• What you need to do
Pictures aside, quote the whole listing exactly.

• Data provided
---*---
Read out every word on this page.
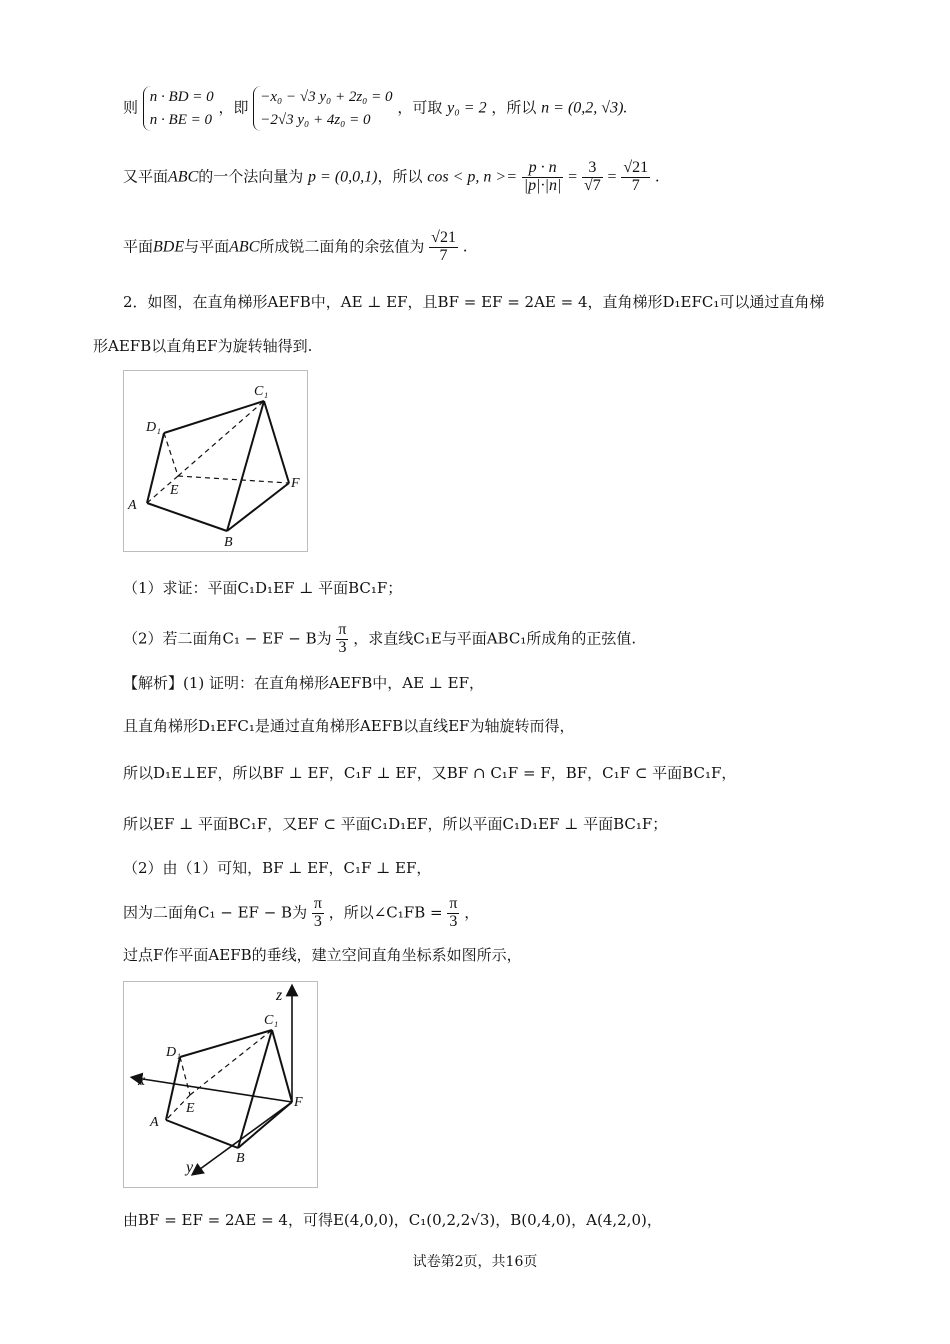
则
n · BD = 0
n · BE = 0
，即
−x₀ − √3 y₀ + 2z₀ = 0
−2√3 y₀ + 4z₀ = 0
，可取 y₀ = 2 ，所以 n = (0,2, √3).
又平面ABC的一个法向量为 p = (0,0,1)，所以 cos < p, $n >= \frac{p \cdot n}{|p|\cdot|n|} = \frac{3}{√7} = \frac{√21}{7}$ .
平面BDE与平面ABC所成锐二面角的余弦值为 $\frac{√21}{7}$ .
2．如图，在直角梯形AEFB中，AE ⊥ EF，且BF = EF = 2AE = 4，直角梯形D₁EFC₁可以通过直角梯
形AEFB以直角EF为旋转轴得到.
C₁
D₁
E	F
A
B
（1）求证：平面C₁D₁EF ⊥ 平面BC₁F；
（2）若二面角C₁ − EF − B为 $\frac{\pi}{3}$ ，求直线C₁E与平面ABC₁所成角的正弦值.
【解析】(1) 证明：在直角梯形AEFB中，AE ⊥ EF，
且直角梯形D₁EFC₁是通过直角梯形AEFB以直线EF为轴旋转而得，
所以D₁E⊥EF，所以BF ⊥ EF，C₁F ⊥ EF，又BF ∩ C₁F = F，BF，C₁F ⊂ 平面BC₁F，
所以EF ⊥ 平面BC₁F，又EF ⊂ 平面C₁D₁EF，所以平面C₁D₁EF ⊥ 平面BC₁F；
（2）由（1）可知，BF ⊥ EF，C₁F ⊥ EF，
因为二面角C₁ − EF − B为 $\frac{\pi}{3}$ ，所以∠C₁FB = $\frac{\pi}{3}$ ，
过点F作平面AEFB的垂线，建立空间直角坐标系如图所示，
C₁
D₁
E	F
A
B
x
y
z
由BF = EF = 2AE = 4，可得E(4,0,0)，C₁(0,2,2√3)，B(0,4,0)，A(4,2,0)，
试卷第2页，共16页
---*---
• Response to the exercise
Read out every word on this page.
则
n · BD = 0
n · BE = 0
，即
−x₀ − √3 y₀ + 2z₀ = 0
−2√3 y₀ + 4z₀ = 0
，可取 y₀ = 2 ，所以 n = (0,2, √3).
又平面ABC的一个法向量为 p = (0,0,1)，所以 cos < p, $n >= \frac{p \cdot n}{|p|\cdot|n|} = \frac{3}{√7} = \frac{√21}{7}$ .
平面BDE与平面ABC所成锐二面角的余弦值为 $\frac{√21}{7}$ .
2．如图，在直角梯形AEFB中，AE ⊥ EF，且BF = EF = 2AE = 4，直角梯形D₁EFC₁可以通过直角梯
形AEFB以直角EF为旋转轴得到.
C₁
D₁
E	F
A
B
（1）求证：平面C₁D₁EF ⊥ 平面BC₁F；
（2）若二面角C₁ − EF − B为 $\frac{\pi}{3}$ ，求直线C₁E与平面ABC₁所成角的正弦值.
【解析】(1) 证明：在直角梯形AEFB中，AE ⊥ EF，
且直角梯形D₁EFC₁是通过直角梯形AEFB以直线EF为轴旋转而得，
所以D₁E⊥EF，所以BF ⊥ EF，C₁F ⊥ EF，又BF ∩ C₁F = F，BF，C₁F ⊂ 平面BC₁F，
所以EF ⊥ 平面BC₁F，又EF ⊂ 平面C₁D₁EF，所以平面C₁D₁EF ⊥ 平面BC₁F；
（2）由（1）可知，BF ⊥ EF，C₁F ⊥ EF，
因为二面角C₁ − EF − B为 $\frac{\pi}{3}$ ，所以∠C₁FB = $\frac{\pi}{3}$ ，
过点F作平面AEFB的垂线，建立空间直角坐标系如图所示，
C₁
D₁
E	F
A
B
x
y
z
由BF = EF = 2AE = 4，可得E(4,0,0)，C₁(0,2,2√3)，B(0,4,0)，A(4,2,0)，
试卷第2页，共16页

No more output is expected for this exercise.